# Texte à lire
■ ■ ■ ■ ■ ■ ■

À Strasbourg, on le sait et on s’en moque souvent : une fois que l’été est passé, Noël est déjà dans nos pensées. Qu’importe que l’on soit début octobre et qu’il fasse encore 20 degrés, c’est comme ça : l’heure de la fête et de son marché a sonné. Et, comme souvent sur le sujet, les polémiques ne demandent qu’à éclater. La dernière en date est sortie ce lundi soir : certains objets sont désormais interdits à la vente pour l’édition 2022 du marché de Noël. Entre cris d’orfraie de l’opposition et nouvelle communication hasardeuse de la municipalité, on a essayé de faire le point.
Bottes, parapluies, ponchos, articles pour chiens et chats ou encore raclette et champagne… Vous n’êtes pas face à une liste de courses à faire pour préparer un repas de Noël en famille, mais bien face à celle recensant les produits interdits à la vente sur le marché de Noël 2022 strasbourgeois. Cette liste, envoyée par « Strasbourg Capitale de Noël » aux commerçants par courriel, n’a pas manqué de faire réagir politicien(nes) et Strasbourgeois(es) sur les réseaux sociaux.

■ ■ ■ ■ ■ ■ ■

# Données fournies
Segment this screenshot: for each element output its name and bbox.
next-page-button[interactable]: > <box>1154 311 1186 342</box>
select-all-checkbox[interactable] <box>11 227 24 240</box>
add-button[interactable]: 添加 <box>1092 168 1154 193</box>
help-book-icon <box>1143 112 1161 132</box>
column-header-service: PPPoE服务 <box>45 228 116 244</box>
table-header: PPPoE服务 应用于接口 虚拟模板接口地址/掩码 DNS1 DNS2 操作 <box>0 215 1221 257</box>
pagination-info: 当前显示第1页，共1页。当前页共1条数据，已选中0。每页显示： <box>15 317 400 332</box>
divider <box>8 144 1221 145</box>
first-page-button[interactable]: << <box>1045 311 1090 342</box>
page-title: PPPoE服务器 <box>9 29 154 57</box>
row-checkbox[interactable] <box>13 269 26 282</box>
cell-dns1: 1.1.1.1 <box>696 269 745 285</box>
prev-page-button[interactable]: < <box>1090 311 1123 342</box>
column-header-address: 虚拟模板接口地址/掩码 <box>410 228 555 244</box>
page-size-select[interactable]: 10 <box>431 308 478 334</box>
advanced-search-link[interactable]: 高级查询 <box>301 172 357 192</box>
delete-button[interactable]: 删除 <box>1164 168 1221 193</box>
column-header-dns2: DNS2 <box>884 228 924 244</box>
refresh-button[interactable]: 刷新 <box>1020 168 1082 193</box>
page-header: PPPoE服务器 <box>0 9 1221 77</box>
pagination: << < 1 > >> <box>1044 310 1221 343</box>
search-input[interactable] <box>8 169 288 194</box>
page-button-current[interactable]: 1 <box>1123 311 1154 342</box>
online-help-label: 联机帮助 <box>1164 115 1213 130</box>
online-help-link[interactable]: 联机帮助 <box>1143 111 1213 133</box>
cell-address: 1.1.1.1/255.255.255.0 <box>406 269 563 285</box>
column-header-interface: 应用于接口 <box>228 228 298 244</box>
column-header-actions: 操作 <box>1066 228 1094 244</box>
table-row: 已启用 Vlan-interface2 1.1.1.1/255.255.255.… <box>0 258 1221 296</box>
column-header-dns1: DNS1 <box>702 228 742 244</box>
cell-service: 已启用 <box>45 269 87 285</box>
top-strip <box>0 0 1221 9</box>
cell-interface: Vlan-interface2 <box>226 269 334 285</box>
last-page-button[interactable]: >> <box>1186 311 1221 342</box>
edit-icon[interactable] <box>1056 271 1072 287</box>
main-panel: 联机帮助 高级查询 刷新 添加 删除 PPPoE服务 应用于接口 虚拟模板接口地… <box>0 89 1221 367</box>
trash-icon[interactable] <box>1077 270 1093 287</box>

■ ■ ■ ■ ■ ■ ■

# Détails de l'exercice
Recopiez intégralement le texte sur le marché de Noël de Strasbourg, sans rien y changer. Les enregistrements proviennent d'une autre source que le texte.

# Résultat attendu
À Strasbourg, on le sait et on s’en moque souvent : une fois que l’été est passé, Noël est déjà dans nos pensées. Qu’importe que l’on soit début octobre et qu’il fasse encore 20 degrés, c’est comme ça : l’heure de la fête et de son marché a sonné. Et, comme souvent sur le sujet, les polémiques ne demandent qu’à éclater. La dernière en date est sortie ce lundi soir : certains objets sont désormais interdits à la vente pour l’édition 2022 du marché de Noël. Entre cris d’orfraie de l’opposition et nouvelle communication hasardeuse de la municipalité, on a essayé de faire le point.
Bottes, parapluies, ponchos, articles pour chiens et chats ou encore raclette et champagne… Vous n’êtes pas face à une liste de courses à faire pour préparer un repas de Noël en famille, mais bien face à celle recensant les produits interdits à la vente sur le marché de Noël 2022 strasbourgeois. Cette liste, envoyée par « Strasbourg Capitale de Noël » aux commerçants par courriel, n’a pas manqué de faire réagir politicien(nes) et Strasbourgeois(es) sur les réseaux sociaux.